** Short exercise **
Scan the listing below. Report each line that includes "ధనలక".

** Supplied data **

□ □ □ □

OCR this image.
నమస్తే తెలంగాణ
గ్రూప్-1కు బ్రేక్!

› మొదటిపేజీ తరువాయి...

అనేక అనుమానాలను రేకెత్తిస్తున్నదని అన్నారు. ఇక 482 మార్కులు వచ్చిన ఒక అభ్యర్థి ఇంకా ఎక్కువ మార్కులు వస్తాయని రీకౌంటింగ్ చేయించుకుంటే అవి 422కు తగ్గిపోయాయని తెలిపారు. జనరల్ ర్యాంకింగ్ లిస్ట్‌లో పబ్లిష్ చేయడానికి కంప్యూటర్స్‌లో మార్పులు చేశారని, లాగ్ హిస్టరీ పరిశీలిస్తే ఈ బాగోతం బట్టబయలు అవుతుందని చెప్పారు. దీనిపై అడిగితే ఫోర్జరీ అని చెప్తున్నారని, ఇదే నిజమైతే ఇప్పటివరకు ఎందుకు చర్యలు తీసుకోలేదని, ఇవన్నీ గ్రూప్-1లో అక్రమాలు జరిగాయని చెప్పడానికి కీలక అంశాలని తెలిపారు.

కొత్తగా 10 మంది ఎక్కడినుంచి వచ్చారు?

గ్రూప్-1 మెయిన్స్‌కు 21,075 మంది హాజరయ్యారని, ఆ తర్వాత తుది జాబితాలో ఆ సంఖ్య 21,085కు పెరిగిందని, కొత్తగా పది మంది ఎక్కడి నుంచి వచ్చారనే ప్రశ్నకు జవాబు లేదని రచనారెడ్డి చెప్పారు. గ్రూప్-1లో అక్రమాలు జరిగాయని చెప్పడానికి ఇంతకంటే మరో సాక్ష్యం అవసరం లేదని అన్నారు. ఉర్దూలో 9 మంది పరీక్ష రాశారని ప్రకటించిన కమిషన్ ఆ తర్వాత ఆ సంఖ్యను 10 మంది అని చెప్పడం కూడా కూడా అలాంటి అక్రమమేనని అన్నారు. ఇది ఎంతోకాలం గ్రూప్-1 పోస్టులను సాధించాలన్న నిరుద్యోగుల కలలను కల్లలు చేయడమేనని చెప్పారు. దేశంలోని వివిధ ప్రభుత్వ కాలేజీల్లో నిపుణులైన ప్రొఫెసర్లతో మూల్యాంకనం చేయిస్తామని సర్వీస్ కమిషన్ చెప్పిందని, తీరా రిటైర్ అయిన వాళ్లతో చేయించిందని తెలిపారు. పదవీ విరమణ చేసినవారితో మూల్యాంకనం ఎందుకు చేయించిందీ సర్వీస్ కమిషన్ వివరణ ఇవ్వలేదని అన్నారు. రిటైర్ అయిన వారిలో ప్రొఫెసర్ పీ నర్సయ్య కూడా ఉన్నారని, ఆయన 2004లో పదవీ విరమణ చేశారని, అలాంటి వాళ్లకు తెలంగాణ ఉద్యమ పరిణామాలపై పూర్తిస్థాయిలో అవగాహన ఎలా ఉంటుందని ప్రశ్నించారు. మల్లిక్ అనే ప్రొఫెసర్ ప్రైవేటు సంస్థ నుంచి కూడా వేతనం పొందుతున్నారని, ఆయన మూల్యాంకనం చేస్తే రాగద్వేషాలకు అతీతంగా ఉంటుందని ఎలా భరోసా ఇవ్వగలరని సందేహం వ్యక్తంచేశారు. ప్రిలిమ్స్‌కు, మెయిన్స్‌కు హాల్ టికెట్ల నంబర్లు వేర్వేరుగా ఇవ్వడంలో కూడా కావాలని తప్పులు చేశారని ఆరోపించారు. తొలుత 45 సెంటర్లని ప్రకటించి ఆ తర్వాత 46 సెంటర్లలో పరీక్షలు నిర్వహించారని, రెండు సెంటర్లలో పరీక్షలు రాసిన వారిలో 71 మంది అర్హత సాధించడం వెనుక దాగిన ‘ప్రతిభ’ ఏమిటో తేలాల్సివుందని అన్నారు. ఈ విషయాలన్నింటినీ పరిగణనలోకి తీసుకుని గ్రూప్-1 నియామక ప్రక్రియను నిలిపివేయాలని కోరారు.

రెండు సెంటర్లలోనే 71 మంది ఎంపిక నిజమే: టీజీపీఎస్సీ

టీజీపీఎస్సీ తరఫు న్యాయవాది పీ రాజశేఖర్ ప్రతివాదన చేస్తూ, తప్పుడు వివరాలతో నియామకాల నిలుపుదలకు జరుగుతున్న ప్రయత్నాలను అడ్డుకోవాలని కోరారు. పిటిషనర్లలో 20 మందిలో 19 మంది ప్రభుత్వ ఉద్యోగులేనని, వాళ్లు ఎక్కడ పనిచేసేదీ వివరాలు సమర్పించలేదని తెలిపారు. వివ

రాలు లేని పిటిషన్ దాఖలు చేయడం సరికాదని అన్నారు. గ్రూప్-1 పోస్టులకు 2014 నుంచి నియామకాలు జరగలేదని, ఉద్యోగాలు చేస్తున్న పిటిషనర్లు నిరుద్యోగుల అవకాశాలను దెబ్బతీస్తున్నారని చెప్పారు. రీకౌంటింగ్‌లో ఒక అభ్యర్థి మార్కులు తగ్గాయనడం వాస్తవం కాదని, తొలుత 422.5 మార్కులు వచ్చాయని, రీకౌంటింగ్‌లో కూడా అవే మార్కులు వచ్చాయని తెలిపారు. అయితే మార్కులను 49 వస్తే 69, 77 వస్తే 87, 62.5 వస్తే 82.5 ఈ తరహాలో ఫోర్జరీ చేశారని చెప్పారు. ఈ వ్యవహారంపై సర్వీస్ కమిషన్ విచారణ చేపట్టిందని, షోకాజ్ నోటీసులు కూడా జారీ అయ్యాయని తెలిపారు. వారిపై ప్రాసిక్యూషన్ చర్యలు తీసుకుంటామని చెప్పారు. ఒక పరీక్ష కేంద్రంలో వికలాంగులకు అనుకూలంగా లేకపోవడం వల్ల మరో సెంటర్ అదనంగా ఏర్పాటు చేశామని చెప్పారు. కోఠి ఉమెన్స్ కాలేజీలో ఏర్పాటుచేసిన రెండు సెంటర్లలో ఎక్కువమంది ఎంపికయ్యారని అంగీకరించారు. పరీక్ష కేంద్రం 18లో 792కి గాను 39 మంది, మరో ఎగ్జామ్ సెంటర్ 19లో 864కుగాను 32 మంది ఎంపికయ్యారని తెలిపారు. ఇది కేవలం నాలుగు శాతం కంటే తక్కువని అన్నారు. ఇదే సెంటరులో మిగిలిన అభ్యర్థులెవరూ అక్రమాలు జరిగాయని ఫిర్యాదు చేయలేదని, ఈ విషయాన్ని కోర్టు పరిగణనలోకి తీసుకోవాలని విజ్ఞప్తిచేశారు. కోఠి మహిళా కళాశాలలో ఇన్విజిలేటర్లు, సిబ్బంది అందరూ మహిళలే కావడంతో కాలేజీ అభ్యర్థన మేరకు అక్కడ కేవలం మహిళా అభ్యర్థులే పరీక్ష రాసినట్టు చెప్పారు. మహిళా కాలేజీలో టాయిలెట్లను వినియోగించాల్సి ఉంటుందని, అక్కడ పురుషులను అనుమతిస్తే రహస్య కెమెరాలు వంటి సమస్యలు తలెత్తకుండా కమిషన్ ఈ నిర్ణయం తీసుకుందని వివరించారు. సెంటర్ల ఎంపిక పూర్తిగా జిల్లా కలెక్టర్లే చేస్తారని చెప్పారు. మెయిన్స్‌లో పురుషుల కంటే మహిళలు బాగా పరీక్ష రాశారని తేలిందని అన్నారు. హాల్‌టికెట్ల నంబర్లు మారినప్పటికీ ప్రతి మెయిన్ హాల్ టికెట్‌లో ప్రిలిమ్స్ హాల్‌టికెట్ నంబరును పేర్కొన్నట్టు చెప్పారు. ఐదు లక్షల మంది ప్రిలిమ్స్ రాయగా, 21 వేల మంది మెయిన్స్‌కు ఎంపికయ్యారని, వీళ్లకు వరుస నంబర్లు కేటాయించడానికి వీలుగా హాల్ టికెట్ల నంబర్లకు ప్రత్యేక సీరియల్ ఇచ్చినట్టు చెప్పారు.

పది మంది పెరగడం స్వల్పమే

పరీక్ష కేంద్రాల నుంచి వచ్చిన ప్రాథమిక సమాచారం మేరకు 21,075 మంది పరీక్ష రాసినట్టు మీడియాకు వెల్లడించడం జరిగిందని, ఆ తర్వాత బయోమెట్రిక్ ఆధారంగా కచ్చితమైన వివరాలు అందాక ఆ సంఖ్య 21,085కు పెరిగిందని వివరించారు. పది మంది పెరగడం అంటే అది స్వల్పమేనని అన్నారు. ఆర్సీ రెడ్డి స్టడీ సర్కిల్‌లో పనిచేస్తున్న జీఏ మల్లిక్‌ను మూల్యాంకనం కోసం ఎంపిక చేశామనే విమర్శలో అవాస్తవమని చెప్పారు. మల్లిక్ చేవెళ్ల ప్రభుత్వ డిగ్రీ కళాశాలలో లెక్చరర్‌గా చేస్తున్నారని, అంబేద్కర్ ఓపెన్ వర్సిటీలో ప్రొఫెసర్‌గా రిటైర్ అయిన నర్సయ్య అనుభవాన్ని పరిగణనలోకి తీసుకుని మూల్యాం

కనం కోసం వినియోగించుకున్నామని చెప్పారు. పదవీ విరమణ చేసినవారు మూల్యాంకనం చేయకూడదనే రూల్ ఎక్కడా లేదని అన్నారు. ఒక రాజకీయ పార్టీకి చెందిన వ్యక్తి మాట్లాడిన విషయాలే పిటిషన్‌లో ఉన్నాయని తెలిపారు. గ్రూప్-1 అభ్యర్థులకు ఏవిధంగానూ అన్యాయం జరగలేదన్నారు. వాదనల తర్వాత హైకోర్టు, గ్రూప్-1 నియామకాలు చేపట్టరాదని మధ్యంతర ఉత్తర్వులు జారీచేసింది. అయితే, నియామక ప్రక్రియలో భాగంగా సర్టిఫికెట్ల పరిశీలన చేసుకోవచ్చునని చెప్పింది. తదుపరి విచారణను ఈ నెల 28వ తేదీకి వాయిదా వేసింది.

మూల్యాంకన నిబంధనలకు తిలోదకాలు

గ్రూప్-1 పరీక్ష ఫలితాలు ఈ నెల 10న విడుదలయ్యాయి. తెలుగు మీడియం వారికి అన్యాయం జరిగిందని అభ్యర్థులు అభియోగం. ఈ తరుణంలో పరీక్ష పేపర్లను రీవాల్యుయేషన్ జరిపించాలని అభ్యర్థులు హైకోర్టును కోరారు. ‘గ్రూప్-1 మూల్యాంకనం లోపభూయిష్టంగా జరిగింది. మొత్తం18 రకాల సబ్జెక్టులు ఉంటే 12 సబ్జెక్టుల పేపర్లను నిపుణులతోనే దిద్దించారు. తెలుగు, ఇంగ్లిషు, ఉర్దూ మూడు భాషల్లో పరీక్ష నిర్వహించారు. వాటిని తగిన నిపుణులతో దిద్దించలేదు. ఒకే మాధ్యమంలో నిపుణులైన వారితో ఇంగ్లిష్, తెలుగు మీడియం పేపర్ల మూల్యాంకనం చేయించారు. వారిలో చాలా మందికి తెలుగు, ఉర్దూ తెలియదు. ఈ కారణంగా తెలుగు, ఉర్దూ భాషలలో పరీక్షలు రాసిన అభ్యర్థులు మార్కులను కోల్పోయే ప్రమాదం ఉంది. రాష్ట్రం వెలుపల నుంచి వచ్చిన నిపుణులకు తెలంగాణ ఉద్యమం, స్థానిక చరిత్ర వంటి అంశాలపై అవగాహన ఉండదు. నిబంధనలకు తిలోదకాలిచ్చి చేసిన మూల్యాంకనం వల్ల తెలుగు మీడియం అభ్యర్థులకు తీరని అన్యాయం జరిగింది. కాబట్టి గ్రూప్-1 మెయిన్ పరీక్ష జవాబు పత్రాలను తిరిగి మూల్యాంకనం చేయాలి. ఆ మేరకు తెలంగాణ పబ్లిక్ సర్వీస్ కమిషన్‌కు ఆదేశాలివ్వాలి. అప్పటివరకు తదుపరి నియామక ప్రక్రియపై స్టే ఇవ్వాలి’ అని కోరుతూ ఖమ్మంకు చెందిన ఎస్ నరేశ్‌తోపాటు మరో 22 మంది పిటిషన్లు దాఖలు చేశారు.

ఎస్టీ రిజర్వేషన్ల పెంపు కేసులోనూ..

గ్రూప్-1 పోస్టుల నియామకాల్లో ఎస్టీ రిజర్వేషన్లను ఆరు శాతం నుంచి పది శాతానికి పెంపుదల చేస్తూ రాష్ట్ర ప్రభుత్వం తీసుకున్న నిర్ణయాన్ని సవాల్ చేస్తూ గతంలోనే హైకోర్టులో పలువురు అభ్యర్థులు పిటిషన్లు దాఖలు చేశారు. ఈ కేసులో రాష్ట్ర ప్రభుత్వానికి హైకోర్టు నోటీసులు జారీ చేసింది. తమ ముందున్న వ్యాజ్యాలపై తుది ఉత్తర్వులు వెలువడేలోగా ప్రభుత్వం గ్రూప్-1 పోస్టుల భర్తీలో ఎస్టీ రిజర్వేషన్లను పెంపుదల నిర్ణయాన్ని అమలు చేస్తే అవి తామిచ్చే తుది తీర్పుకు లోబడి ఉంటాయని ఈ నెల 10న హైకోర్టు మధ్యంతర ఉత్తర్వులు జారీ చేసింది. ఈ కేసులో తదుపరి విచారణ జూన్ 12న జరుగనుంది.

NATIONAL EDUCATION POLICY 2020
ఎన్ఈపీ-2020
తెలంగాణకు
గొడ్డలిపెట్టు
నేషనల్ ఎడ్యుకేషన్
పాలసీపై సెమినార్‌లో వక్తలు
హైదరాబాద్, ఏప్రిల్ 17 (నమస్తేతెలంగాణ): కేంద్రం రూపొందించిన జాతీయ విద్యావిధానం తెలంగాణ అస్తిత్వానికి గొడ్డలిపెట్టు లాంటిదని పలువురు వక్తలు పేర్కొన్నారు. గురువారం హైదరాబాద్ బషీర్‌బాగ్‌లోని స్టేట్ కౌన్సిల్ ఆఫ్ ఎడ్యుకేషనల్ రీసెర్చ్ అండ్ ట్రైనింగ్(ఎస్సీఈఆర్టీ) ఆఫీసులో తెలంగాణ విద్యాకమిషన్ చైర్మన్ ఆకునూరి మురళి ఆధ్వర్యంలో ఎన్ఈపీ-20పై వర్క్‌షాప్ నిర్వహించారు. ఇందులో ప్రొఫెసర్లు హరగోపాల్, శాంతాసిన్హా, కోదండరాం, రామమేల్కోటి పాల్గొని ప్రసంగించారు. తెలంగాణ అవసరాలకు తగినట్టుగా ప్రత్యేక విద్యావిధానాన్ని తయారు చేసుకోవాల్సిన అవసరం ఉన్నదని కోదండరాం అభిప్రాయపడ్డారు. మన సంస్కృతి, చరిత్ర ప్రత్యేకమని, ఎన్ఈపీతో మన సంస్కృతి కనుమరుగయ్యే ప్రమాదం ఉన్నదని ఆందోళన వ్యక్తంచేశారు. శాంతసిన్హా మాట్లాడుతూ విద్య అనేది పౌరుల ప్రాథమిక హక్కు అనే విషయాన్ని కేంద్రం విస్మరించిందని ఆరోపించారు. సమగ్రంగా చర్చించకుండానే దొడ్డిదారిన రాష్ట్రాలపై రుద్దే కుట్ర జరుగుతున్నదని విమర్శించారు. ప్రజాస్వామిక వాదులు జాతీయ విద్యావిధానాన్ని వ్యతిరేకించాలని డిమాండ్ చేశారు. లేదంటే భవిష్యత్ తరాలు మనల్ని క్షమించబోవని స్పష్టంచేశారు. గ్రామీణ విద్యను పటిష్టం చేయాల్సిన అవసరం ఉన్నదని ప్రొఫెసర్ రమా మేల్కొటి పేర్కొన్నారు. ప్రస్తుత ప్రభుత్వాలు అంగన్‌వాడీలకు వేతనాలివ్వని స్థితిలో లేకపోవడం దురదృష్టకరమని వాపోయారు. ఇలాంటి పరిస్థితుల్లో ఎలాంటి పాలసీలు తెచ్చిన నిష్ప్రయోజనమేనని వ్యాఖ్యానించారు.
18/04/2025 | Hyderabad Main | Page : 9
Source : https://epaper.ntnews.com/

□ □ □ □

** Complete output **
మూల్యాంకన నిబంధనలకు తిలోదకాలు
గ్రూప్-1 పరీక్ష ఫలితాలు ఈ నెల 10న విడుదలయ్యాయి. తెలుగు మీడియం వారికి అన్యాయం జరిగిందని అభ్యర్థులు అభియోగం. ఈ తరుణంలో పరీక్ష పేపర్లను రీవాల్యుయేషన్ జరిపించాలని అభ్యర్థులు హైకోర్టును కోరారు. ‘గ్రూప్-1 మూల్యాంకనం లోపభూయిష్టంగా జరిగింది. మొత్తం18 రకాల సబ్జెక్టులు ఉంటే 12 సబ్జెక్టుల పేపర్లను నిపుణులతోనే దిద్దించారు. తెలుగు, ఇంగ్లిషు, ఉర్దూ మూడు భాషల్లో పరీక్ష నిర్వహించారు. వాటిని తగిన నిపుణులతో దిద్దించలేదు. ఒకే మాధ్యమంలో నిపుణులైన వారితో ఇంగ్లిష్, తెలుగు మీడియం పేపర్ల మూల్యాంకనం చేయించారు. వారిలో చాలా మందికి తెలుగు, ఉర్దూ తెలియదు. ఈ కారణంగా తెలుగు, ఉర్దూ భాషలలో పరీక్షలు రాసిన అభ్యర్థులు మార్కులను కోల్పోయే ప్రమాదం ఉంది. రాష్ట్రం వెలుపల నుంచి వచ్చిన నిపుణులకు తెలంగాణ ఉద్యమం, స్థానిక చరిత్ర వంటి అంశాలపై అవగాహన ఉండదు. నిబంధనలకు తిలోదకాలిచ్చి చేసిన మూల్యాంకనం వల్ల తెలుగు మీడియం అభ్యర్థులకు తీరని అన్యాయం జరిగింది. కాబట్టి గ్రూప్-1 మెయిన్ పరీక్ష జవాబు పత్రాలను తిరిగి మూల్యాంకనం చేయాలి. ఆ మేరకు తెలంగాణ పబ్లిక్ సర్వీస్ కమిషన్‌కు ఆదేశాలివ్వాలి. అప్పటివరకు తదుపరి నియామక ప్రక్రియపై స్టే ఇవ్వాలి’ అని కోరుతూ ఖమ్మంకు చెందిన ఎస్ నరేశ్‌తోపాటు మరో 22 మంది పిటిషన్లు దాఖలు చేశారు.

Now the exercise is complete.